== Records to use ==
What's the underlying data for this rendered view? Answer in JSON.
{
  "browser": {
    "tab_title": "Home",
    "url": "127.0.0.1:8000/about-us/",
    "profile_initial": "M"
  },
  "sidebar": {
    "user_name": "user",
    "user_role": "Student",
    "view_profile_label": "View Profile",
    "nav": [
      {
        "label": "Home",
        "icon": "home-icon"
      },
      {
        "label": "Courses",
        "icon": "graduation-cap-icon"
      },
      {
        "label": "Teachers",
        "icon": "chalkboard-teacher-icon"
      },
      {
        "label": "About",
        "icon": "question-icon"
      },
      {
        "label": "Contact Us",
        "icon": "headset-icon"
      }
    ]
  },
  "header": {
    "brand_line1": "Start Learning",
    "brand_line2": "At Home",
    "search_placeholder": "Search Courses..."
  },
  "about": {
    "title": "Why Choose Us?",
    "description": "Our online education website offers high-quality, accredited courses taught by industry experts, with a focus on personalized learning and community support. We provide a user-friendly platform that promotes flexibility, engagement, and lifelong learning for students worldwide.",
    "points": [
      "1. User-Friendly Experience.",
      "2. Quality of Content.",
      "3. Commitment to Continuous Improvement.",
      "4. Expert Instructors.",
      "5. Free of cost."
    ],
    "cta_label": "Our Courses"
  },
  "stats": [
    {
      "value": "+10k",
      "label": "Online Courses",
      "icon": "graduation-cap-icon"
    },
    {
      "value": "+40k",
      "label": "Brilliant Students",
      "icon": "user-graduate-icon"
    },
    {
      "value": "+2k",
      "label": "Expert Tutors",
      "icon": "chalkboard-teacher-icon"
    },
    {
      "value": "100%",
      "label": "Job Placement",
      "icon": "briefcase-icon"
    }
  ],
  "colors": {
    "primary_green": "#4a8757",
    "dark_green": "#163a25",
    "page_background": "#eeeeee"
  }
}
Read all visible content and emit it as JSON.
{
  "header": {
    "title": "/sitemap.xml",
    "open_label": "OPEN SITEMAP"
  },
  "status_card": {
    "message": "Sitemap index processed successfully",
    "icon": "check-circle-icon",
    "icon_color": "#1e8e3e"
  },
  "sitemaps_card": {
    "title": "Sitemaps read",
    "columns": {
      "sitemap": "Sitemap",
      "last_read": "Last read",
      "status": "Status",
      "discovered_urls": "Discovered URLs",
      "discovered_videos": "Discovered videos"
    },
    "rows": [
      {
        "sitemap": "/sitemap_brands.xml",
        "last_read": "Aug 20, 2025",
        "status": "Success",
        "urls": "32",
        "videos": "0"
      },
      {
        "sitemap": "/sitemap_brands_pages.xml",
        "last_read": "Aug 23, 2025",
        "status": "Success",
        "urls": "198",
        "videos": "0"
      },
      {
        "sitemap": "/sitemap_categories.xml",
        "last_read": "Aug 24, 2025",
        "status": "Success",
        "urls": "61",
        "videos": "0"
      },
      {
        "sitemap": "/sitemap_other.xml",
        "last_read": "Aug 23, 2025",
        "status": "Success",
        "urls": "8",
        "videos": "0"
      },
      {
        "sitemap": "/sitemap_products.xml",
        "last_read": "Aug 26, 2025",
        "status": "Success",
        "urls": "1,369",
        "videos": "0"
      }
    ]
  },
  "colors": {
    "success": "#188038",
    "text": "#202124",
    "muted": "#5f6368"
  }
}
===
**Request**:
Each line in the listing above that contains "value" should be copied.

**Task result**:
      "value": "+10k",
      "value": "+40k",
      "value": "+2k",
      "value": "100%",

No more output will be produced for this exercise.